So I look for things such as how far the rib meat has pulled back (shrunk) from the rib bone tips, a mechanical via gloved finger & thumb "wiggle" resistance test on exposed bone tips, whether I see cracking along any of the meat surface, and other such things. Some folks use a "bend test", I dont because when I cook pork ribs I typically purchase either St. Louis Cut pork spare ribs or pork loin back ribs (aka baby back ribs). I cut these (vertically) into half racks, stand them vertically in metal rib racks, and cook them in one of my vertical bullet style smokers. So removing these portions from the metal rib racks and putting them back in if nt done is impractical for me, and a bend test is less reliable on racks cut in half. My approach is more efficient and easier (lazier) than cookng these in one of my offset smokers. I'll use one of my offset smokers if I purchase full size spare ribs. For those, I may include a bend test.

Ther are some thinner electronic temperature probes, both in handheld and remote probe models, that may be more suitable fpr usong pork rib IT information. I don't see value in my cooking as for one thing as-purchased meat thickness across slabs of ribs I purchase isn't uniform from one side to another, and I don't see value in trying to trim them to a uniform thickness. Other folks who cook to compete may have a different perspective and experience base. To me, I accept the fact that the sections with thinner meat may be ready to remove from the heat a bit earlier than sections with thicker meat. I compensate enough for my purposes by grouping the thicker half racks of pork ribs together in one metal rib rack, and similar for the thinner half racks of pork ribs. I'll put the thicker pieces on the lower food grate and the thinner pieces on the upper food grate in one of my vertical style smokers. For full size racks of pork ribs in one of my offset smokers, I compensate by rotating these racks that are laying horizontally on the food grates during the cook session.

End piece ribs ate what they are, and I'll eat them even if they're slightly more done, or a bit dry, than my wife likes in order to get the majority of the other ribs in a good zone. Especially when I reheat ribs as leftovers, I can somewhat braise those crisper end ribs while reheating them.

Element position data
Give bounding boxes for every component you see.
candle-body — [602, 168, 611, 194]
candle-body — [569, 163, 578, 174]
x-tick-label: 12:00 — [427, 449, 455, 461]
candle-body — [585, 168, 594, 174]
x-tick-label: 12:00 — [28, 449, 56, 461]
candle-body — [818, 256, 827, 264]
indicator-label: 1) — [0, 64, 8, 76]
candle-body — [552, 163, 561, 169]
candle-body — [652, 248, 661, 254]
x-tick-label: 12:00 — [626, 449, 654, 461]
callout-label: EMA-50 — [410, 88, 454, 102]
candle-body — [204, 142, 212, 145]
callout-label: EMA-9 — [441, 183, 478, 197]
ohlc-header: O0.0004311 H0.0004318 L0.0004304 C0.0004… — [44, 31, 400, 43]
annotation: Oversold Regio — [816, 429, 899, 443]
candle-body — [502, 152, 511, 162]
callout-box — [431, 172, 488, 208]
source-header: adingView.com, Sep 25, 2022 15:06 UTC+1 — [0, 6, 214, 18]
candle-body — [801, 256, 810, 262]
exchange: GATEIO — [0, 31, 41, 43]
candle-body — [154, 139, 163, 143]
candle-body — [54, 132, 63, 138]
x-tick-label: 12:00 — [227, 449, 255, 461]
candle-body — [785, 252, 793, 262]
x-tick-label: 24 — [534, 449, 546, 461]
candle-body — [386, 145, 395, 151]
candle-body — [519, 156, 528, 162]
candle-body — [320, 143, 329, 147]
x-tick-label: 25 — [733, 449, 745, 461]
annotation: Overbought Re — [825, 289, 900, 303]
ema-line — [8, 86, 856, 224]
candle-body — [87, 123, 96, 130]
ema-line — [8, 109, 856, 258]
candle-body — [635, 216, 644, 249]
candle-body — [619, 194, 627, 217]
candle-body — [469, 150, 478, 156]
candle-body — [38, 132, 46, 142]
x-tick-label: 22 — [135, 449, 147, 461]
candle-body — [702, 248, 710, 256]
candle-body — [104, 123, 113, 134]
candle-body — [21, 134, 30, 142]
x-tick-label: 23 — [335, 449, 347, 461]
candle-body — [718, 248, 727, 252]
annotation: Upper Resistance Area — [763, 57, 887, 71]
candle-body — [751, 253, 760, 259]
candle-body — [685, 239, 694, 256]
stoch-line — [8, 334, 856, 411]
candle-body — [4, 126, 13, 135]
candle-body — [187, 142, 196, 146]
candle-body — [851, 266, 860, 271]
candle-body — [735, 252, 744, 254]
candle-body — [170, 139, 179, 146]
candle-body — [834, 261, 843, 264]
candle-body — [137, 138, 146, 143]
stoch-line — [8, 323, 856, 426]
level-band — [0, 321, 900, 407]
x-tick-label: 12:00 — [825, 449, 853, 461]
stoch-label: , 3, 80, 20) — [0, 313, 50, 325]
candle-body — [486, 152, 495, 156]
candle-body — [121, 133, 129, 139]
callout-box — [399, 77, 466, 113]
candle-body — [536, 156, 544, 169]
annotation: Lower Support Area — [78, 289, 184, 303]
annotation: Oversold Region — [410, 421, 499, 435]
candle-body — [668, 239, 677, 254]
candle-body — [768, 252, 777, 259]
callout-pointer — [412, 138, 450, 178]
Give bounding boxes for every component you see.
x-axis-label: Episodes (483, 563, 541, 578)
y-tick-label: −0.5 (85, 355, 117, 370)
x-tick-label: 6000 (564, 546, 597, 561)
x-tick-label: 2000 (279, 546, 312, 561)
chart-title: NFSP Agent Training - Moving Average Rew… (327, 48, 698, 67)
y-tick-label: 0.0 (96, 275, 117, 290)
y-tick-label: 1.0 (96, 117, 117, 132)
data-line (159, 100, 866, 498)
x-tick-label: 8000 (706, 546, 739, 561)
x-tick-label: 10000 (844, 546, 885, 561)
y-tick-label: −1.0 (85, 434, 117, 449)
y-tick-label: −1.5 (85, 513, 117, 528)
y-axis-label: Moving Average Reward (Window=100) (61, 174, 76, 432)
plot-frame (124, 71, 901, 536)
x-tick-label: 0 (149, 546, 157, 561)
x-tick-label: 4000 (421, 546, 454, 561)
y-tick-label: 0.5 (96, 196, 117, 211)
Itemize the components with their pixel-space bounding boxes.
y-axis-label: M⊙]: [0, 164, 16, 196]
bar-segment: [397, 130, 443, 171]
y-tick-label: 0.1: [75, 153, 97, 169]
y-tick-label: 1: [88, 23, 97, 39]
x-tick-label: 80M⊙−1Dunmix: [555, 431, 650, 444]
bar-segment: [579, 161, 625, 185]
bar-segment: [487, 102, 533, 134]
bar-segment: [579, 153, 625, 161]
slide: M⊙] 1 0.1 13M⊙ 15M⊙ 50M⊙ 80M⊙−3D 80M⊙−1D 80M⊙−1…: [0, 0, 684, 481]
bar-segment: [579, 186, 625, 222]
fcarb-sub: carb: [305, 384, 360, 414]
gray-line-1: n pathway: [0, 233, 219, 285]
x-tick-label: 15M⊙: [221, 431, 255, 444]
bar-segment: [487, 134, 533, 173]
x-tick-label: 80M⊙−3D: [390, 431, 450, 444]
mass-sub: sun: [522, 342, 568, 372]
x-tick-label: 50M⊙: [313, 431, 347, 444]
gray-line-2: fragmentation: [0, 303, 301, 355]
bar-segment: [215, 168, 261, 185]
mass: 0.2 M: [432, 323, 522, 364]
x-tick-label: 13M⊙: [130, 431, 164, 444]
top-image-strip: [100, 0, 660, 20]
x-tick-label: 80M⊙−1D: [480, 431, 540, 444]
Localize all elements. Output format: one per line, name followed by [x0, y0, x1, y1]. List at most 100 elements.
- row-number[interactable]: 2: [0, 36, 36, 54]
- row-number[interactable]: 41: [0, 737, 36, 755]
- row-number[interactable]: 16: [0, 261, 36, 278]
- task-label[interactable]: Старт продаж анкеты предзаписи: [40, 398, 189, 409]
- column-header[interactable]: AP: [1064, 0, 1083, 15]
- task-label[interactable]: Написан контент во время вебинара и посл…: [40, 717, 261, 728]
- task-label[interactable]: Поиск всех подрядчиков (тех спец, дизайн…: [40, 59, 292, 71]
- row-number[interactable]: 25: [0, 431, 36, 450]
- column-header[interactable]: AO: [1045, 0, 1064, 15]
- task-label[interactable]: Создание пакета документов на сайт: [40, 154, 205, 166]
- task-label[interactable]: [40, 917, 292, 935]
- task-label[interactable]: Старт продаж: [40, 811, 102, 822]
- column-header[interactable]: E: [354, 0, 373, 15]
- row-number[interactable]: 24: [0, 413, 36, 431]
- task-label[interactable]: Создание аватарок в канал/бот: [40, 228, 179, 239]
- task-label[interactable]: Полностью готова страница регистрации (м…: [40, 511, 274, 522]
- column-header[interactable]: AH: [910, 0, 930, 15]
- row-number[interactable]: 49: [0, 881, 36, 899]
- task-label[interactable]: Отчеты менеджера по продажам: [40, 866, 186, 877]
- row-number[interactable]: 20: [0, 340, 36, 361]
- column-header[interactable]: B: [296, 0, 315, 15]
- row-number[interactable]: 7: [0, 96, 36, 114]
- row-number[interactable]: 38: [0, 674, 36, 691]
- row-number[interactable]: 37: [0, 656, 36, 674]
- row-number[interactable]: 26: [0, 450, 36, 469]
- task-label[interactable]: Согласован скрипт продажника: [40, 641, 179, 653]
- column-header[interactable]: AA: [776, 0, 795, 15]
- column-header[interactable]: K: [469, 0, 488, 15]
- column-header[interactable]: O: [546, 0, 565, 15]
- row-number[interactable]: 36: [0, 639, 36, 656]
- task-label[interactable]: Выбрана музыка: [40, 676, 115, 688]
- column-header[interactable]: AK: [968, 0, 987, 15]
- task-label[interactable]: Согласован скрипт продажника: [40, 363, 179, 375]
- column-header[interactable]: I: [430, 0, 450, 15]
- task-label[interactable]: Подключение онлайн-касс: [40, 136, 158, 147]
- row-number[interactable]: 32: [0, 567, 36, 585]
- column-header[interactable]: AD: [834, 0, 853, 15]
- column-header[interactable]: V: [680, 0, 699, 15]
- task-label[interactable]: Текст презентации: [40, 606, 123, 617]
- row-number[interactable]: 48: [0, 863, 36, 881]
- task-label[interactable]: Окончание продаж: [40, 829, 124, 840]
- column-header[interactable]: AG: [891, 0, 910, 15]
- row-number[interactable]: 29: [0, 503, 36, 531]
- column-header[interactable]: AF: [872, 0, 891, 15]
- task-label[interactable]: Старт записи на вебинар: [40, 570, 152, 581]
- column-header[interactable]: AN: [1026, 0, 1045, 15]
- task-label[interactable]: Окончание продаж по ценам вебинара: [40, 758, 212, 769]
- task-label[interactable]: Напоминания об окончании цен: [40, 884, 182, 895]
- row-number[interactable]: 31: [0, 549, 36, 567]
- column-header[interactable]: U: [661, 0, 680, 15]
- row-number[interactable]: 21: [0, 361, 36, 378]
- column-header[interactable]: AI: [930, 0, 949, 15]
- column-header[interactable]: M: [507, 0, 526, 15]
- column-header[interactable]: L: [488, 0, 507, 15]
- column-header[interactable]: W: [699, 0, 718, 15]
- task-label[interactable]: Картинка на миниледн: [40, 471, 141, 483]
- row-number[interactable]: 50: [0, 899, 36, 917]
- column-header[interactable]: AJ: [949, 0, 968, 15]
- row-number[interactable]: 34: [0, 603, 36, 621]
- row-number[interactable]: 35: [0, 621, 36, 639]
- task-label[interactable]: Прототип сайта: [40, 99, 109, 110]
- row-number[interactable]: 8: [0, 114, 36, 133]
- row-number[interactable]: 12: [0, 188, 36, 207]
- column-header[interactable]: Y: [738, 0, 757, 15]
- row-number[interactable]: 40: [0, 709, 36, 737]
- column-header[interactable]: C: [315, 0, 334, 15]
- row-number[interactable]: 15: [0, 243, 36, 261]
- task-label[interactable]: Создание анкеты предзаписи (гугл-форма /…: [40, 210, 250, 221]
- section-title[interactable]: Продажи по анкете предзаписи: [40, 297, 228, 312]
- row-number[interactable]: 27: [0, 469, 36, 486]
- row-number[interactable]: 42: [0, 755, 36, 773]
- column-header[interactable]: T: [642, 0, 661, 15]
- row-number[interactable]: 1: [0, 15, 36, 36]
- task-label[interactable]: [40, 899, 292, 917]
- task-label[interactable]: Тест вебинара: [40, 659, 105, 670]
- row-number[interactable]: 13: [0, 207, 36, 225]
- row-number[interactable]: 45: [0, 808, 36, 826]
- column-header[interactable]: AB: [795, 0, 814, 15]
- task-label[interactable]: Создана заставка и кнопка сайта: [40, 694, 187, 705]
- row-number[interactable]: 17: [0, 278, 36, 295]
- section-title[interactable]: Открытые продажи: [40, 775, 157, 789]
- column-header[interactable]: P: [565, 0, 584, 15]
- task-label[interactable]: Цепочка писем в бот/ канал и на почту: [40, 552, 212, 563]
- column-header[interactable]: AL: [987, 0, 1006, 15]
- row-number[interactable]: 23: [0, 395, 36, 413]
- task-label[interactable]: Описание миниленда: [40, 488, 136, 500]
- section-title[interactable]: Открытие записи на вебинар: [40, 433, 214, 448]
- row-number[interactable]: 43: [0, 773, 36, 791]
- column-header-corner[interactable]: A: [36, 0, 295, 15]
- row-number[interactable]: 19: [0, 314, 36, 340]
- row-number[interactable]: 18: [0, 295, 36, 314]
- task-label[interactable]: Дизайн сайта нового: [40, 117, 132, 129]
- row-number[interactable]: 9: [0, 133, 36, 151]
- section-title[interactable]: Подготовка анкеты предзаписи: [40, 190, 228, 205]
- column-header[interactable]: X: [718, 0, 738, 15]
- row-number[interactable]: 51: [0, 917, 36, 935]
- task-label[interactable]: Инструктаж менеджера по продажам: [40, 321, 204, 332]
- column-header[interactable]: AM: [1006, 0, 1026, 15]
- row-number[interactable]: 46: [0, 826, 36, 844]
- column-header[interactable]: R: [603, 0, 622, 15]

### Exercise tasks
**a)** Extract every line of the records that contains the string "gray", matching case exactly.
**b)** Continue the passage on smoking pork ribs, starting right after its final sentence.

### Replies
**a)**
gray-line-1: n pathway: [0, 233, 219, 285]
gray-line-2: fragmentation: [0, 303, 301, 355]

**b)**
So now you have info not only how, but also why, I use different approaches in different situations. It's long winded but I think it's necessary for a more comprehensive understanding.

As always, YMMV.


----------



## bmericle11 (Dec 30, 2021)

Meant to post this earlier in the thread. But I have never been happier to receive coal for a Christmas gift lol


----------



## Mr. Zorg (Dec 31, 2021)

bmericle11 said:


> Meant to post this earlier in the thread. But I have never been happier to receive coal for a Christmas gift lol


Congratulations! If you aren't already aware, here's a website with reviews of many different brands of lump charcoal. The author has a set of protocols he follows, and his focus is primarily for use in ceramic kamado style cookers. You can also see ratings & comments from end users.

Many of these offerings no longer exist in the marketplace, others haven't been updated in over 10 years despite country of origin, and brand owner, having changed (Frontier brand for example). I don't agree with all his findings, but I've never owned a ceramic style cooker.

Despite the site name / owner username, it has nothing to do with nudity. Anyway it is what it is.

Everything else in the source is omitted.